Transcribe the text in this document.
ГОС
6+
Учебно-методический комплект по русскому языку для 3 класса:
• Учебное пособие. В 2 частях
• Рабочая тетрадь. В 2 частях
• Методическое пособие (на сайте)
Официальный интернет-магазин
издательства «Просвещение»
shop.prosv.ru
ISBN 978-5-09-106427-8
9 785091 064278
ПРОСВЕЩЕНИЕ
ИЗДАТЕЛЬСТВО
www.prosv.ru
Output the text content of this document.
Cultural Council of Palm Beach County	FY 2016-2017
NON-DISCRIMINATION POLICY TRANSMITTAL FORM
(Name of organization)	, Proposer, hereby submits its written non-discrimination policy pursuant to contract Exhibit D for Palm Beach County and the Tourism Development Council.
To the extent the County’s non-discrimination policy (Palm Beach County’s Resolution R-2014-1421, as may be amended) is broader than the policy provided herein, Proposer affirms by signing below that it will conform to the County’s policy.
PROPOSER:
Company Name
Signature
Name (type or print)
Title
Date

+===+

** TASK REQUIREMENTS **
Repeat the material above in full, keeping every word.

** SOLUTION **
Transcribe the text in this document.
ГОС
6+
Учебно-методический комплект по русскому языку для 3 класса:
• Учебное пособие. В 2 частях
• Рабочая тетрадь. В 2 частях
• Методическое пособие (на сайте)
Официальный интернет-магазин
издательства «Просвещение»
shop.prosv.ru
ISBN 978-5-09-106427-8
9 785091 064278
ПРОСВЕЩЕНИЕ
ИЗДАТЕЛЬСТВО
www.prosv.ru
Output the text content of this document.
Cultural Council of Palm Beach County	FY 2016-2017
NON-DISCRIMINATION POLICY TRANSMITTAL FORM
(Name of organization)	, Proposer, hereby submits its written non-discrimination policy pursuant to contract Exhibit D for Palm Beach County and the Tourism Development Council.
To the extent the County’s non-discrimination policy (Palm Beach County’s Resolution R-2014-1421, as may be amended) is broader than the policy provided herein, Proposer affirms by signing below that it will conform to the County’s policy.
PROPOSER:
Company Name
Signature
Name (type or print)
Title
Date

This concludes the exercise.